Reproduce all the lines exactly as they stand, apart from the pictures.

Saved entries:
++++++++++++++++++++
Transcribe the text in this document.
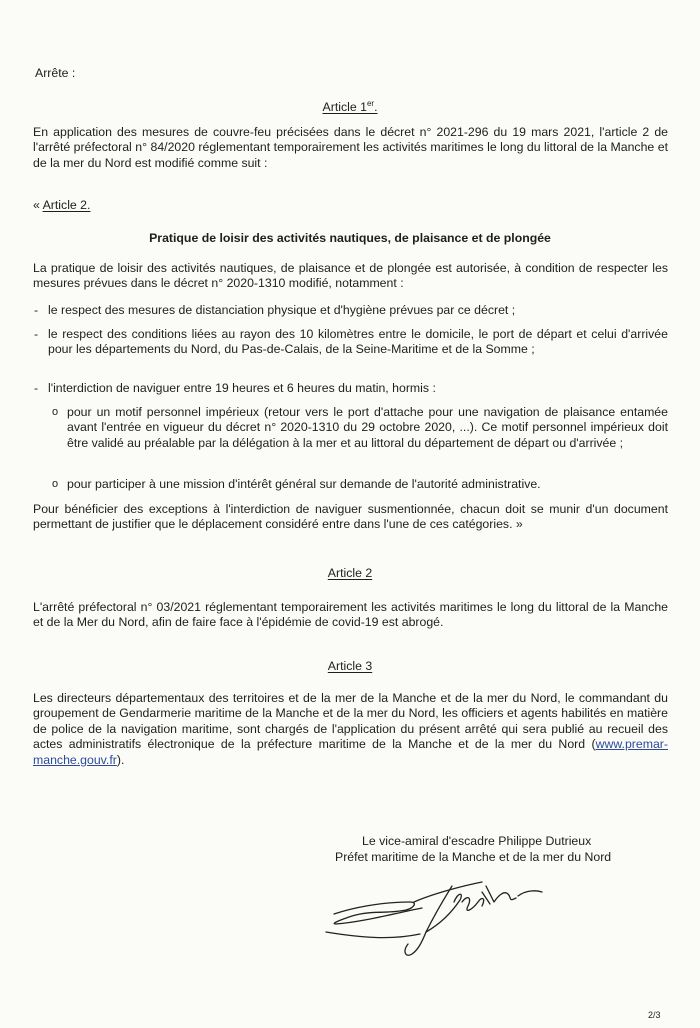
Arrête :
Article 1er.
En application des mesures de couvre-feu précisées dans le décret n° 2021-296 du 19 mars 2021, l'article 2 de l'arrêté préfectoral n° 84/2020 réglementant temporairement les activités maritimes le long du littoral de la Manche et de la mer du Nord est modifié comme suit :
« Article 2.
Pratique de loisir des activités nautiques, de plaisance et de plongée
La pratique de loisir des activités nautiques, de plaisance et de plongée est autorisée, à condition de respecter les mesures prévues dans le décret n° 2020-1310 modifié, notamment :
- le respect des mesures de distanciation physique et d'hygiène prévues par ce décret ;
- le respect des conditions liées au rayon des 10 kilomètres entre le domicile, le port de départ et celui d'arrivée pour les départements du Nord, du Pas-de-Calais, de la Seine-Maritime et de la Somme ;
- l'interdiction de naviguer entre 19 heures et 6 heures du matin, hormis :
o pour un motif personnel impérieux (retour vers le port d'attache pour une navigation de plaisance entamée avant l'entrée en vigueur du décret n° 2020-1310 du 29 octobre 2020, ...). Ce motif personnel impérieux doit être validé au préalable par la délégation à la mer et au littoral du département de départ ou d'arrivée ;
o pour participer à une mission d'intérêt général sur demande de l'autorité administrative.
Pour bénéficier des exceptions à l'interdiction de naviguer susmentionnée, chacun doit se munir d'un document permettant de justifier que le déplacement considéré entre dans l'une de ces catégories. »
Article 2
L'arrêté préfectoral n° 03/2021 réglementant temporairement les activités maritimes le long du littoral de la Manche et de la Mer du Nord, afin de faire face à l'épidémie de covid-19 est abrogé.
Article 3
Les directeurs départementaux des territoires et de la mer de la Manche et de la mer du Nord, le commandant du groupement de Gendarmerie maritime de la Manche et de la mer du Nord, les officiers et agents habilités en matière de police de la navigation maritime, sont chargés de l'application du présent arrêté qui sera publié au recueil des actes administratifs électronique de la préfecture maritime de la Manche et de la mer du Nord (www.premar-manche.gouv.fr).
Le vice-amiral d'escadre Philippe Dutrieux
Préfet maritime de la Manche et de la mer du Nord
2/3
++++++++++++++++++++
Full response:
Transcribe the text in this document.
Arrête :
Article 1er.
En application des mesures de couvre-feu précisées dans le décret n° 2021-296 du 19 mars 2021, l'article 2 de l'arrêté préfectoral n° 84/2020 réglementant temporairement les activités maritimes le long du littoral de la Manche et de la mer du Nord est modifié comme suit :
« Article 2.
Pratique de loisir des activités nautiques, de plaisance et de plongée
La pratique de loisir des activités nautiques, de plaisance et de plongée est autorisée, à condition de respecter les mesures prévues dans le décret n° 2020-1310 modifié, notamment :
- le respect des mesures de distanciation physique et d'hygiène prévues par ce décret ;
- le respect des conditions liées au rayon des 10 kilomètres entre le domicile, le port de départ et celui d'arrivée pour les départements du Nord, du Pas-de-Calais, de la Seine-Maritime et de la Somme ;
- l'interdiction de naviguer entre 19 heures et 6 heures du matin, hormis :
o pour un motif personnel impérieux (retour vers le port d'attache pour une navigation de plaisance entamée avant l'entrée en vigueur du décret n° 2020-1310 du 29 octobre 2020, ...). Ce motif personnel impérieux doit être validé au préalable par la délégation à la mer et au littoral du département de départ ou d'arrivée ;
o pour participer à une mission d'intérêt général sur demande de l'autorité administrative.
Pour bénéficier des exceptions à l'interdiction de naviguer susmentionnée, chacun doit se munir d'un document permettant de justifier que le déplacement considéré entre dans l'une de ces catégories. »
Article 2
L'arrêté préfectoral n° 03/2021 réglementant temporairement les activités maritimes le long du littoral de la Manche et de la Mer du Nord, afin de faire face à l'épidémie de covid-19 est abrogé.
Article 3
Les directeurs départementaux des territoires et de la mer de la Manche et de la mer du Nord, le commandant du groupement de Gendarmerie maritime de la Manche et de la mer du Nord, les officiers et agents habilités en matière de police de la navigation maritime, sont chargés de l'application du présent arrêté qui sera publié au recueil des actes administratifs électronique de la préfecture maritime de la Manche et de la mer du Nord (www.premar-manche.gouv.fr).
Le vice-amiral d'escadre Philippe Dutrieux
Préfet maritime de la Manche et de la mer du Nord
2/3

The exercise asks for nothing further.